═══ Record list ═══

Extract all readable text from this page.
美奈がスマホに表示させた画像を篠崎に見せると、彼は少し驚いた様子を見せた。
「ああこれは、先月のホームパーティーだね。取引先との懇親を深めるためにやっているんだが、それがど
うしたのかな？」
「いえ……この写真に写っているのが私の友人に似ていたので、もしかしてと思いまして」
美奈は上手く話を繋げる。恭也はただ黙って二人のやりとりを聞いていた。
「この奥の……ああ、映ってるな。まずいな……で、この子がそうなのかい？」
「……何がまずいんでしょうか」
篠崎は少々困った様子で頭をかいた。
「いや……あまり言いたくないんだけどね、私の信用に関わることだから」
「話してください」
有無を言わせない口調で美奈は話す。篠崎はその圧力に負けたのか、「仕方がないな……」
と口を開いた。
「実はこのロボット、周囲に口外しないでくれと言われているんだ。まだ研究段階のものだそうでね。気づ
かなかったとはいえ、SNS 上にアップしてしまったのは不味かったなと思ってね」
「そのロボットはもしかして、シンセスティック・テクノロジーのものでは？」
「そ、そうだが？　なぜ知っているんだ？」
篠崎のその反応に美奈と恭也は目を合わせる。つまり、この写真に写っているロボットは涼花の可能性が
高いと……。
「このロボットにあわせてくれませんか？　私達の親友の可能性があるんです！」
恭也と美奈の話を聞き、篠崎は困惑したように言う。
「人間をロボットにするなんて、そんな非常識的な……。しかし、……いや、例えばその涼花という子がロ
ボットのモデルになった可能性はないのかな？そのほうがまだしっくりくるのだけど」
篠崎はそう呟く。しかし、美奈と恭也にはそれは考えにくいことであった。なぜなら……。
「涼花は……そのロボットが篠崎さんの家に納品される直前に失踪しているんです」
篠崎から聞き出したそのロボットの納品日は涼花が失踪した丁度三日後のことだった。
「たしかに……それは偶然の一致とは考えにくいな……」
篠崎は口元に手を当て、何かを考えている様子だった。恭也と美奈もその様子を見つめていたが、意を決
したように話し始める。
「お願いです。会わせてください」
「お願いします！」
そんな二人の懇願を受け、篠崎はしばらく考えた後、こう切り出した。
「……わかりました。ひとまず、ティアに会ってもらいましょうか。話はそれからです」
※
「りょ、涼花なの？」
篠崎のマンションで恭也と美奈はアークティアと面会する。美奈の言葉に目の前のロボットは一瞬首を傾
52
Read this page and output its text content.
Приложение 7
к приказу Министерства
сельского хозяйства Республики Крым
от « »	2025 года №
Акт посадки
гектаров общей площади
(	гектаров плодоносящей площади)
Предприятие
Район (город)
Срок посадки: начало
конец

═══

§ **Exercise goal**:
Take the lines above from the one holding "Read this page and output its text content." to the last and output them exactly.

§ **Answer to this exercise**:
Read this page and output its text content.
Приложение 7
к приказу Министерства
сельского хозяйства Республики Крым
от « »	2025 года №
Акт посадки
гектаров общей площади
(	гектаров плодоносящей площади)
Предприятие
Район (город)
Срок посадки: начало
конец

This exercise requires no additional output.